*Given exercise*:
Determine the count of lines holding "按照费用审批办法" and give that count alone.

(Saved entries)
☆ ☆ ☆ ☆

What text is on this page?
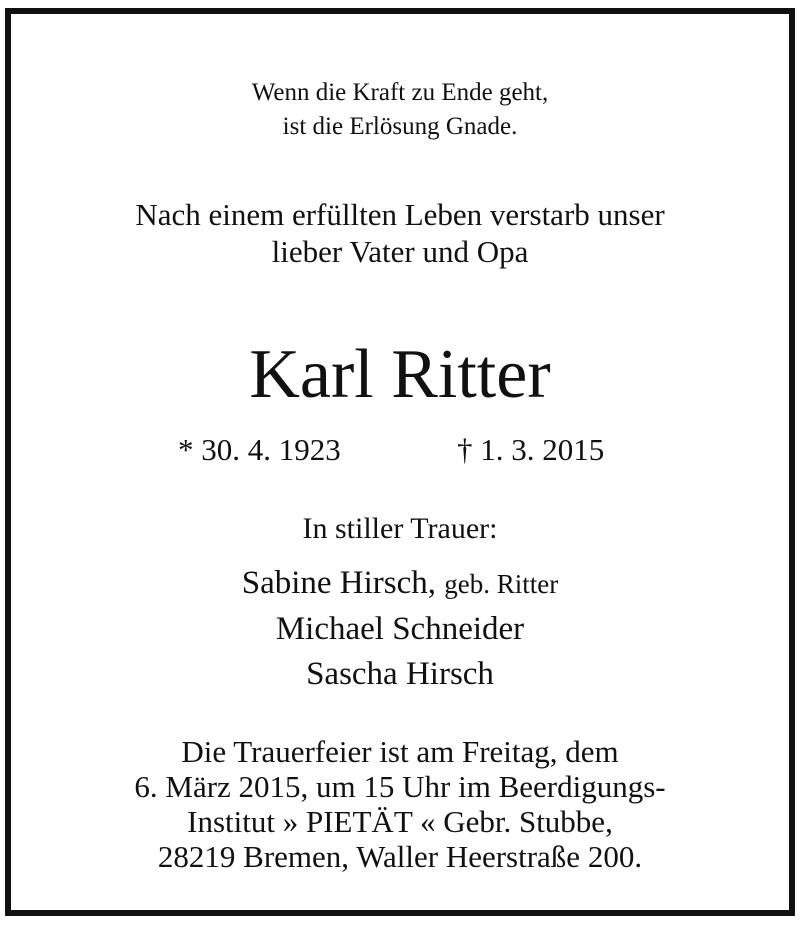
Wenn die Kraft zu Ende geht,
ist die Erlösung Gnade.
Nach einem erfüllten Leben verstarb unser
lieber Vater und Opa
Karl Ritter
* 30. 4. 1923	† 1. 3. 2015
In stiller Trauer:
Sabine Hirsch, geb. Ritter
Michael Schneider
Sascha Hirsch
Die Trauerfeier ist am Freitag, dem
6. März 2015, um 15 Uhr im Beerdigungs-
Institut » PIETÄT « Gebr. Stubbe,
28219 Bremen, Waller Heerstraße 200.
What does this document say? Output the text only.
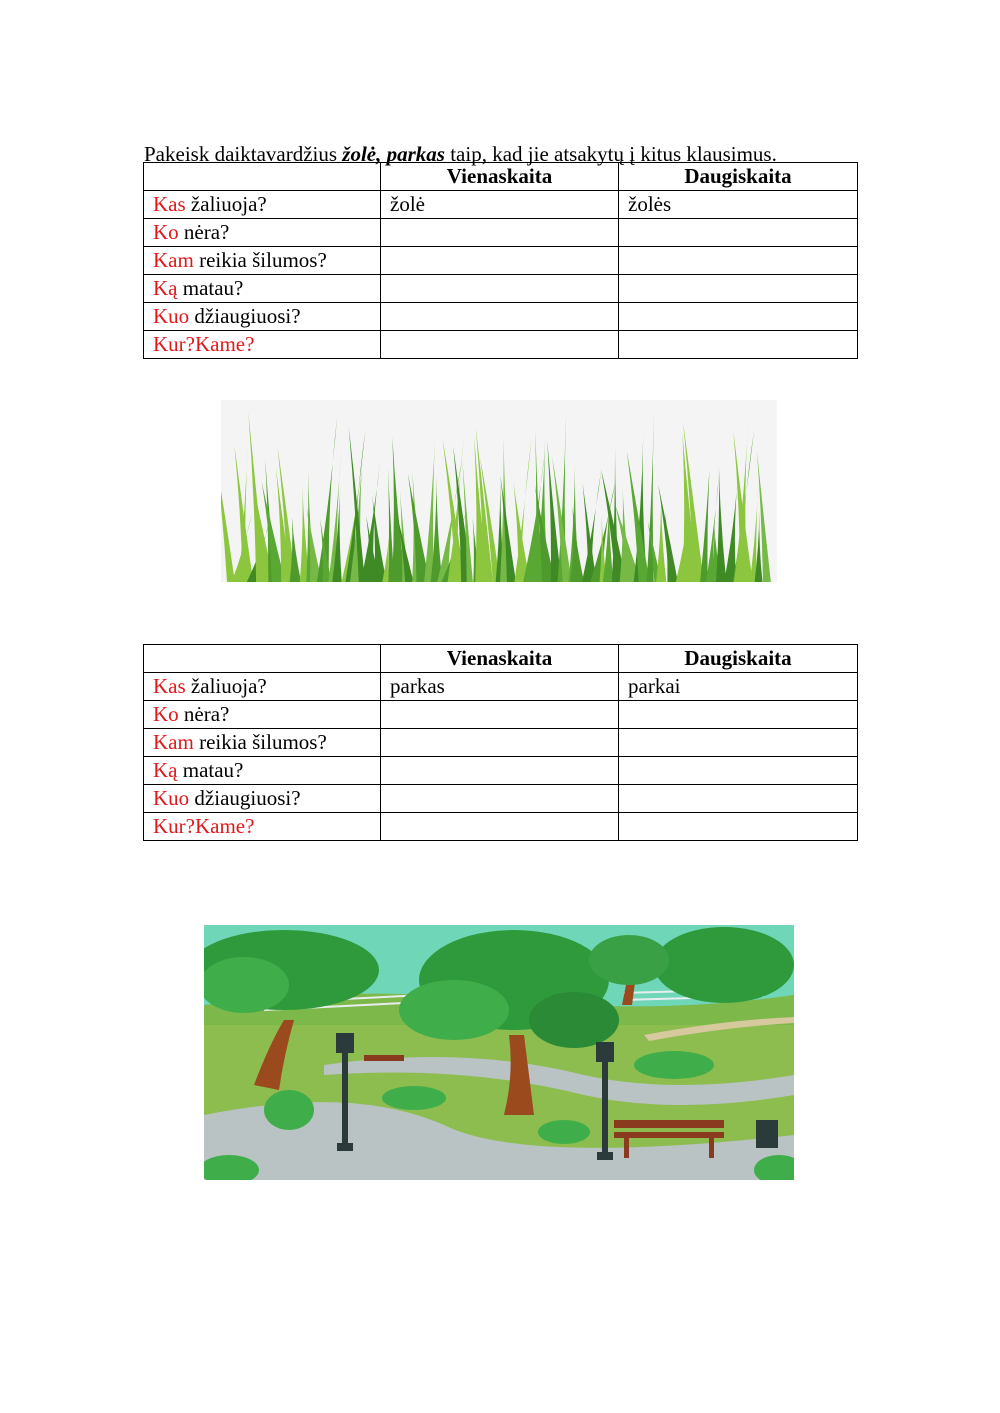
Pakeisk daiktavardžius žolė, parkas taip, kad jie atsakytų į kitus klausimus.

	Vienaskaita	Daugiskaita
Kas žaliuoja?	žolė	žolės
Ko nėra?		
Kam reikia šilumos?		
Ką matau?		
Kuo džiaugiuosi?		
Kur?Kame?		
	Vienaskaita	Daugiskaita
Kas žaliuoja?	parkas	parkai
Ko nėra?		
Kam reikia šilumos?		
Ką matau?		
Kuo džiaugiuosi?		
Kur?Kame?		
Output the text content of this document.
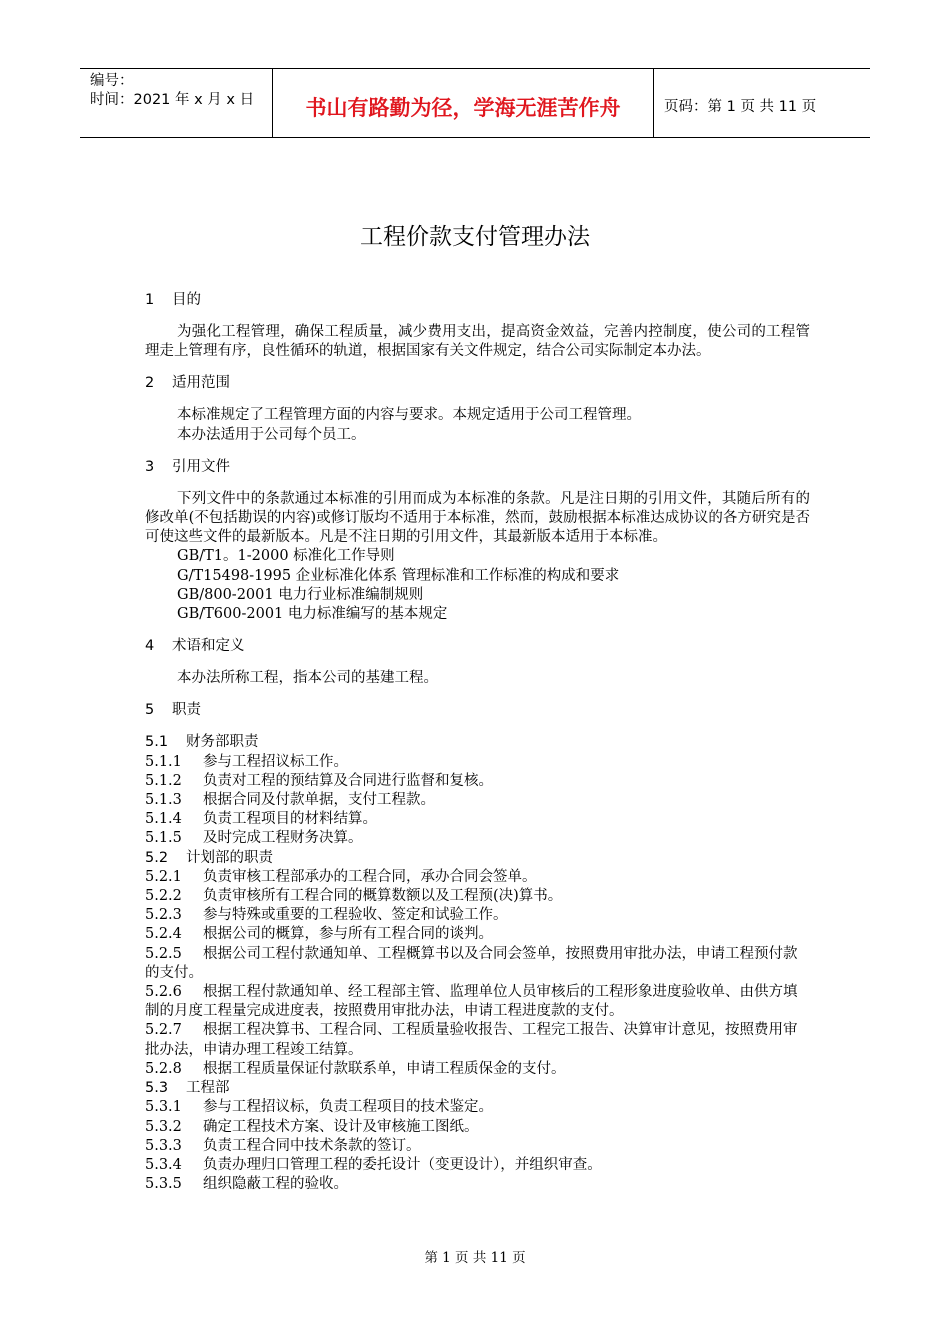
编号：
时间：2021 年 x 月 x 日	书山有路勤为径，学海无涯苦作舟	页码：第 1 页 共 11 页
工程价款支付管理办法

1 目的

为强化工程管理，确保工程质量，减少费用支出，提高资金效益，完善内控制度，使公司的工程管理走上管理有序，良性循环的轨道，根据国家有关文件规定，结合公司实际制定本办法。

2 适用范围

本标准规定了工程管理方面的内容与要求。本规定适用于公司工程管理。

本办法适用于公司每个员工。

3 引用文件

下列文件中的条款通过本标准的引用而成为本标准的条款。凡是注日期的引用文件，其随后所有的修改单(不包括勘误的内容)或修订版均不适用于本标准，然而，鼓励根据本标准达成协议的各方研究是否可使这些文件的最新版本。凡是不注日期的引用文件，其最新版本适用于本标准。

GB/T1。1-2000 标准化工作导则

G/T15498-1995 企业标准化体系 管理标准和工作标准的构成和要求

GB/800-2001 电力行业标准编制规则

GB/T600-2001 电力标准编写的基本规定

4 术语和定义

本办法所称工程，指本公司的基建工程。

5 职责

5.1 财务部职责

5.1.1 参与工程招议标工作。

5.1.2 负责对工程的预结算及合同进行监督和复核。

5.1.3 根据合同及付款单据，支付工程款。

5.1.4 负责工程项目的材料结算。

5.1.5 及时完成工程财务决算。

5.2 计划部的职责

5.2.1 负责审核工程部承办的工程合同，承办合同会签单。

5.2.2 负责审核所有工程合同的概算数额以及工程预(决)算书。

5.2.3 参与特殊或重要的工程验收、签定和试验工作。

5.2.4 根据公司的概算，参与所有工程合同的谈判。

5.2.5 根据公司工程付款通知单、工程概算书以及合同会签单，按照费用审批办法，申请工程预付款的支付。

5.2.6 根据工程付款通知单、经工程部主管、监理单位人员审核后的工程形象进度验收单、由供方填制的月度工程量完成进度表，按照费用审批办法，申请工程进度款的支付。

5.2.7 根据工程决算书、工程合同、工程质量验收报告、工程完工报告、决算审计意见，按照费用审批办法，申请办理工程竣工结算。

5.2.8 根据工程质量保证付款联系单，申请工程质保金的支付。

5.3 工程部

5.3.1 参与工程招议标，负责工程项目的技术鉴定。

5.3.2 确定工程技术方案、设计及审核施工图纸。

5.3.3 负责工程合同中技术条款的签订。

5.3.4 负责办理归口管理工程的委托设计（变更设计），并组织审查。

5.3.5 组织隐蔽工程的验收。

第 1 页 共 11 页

☆ ☆ ☆ ☆

*Written answer*:
3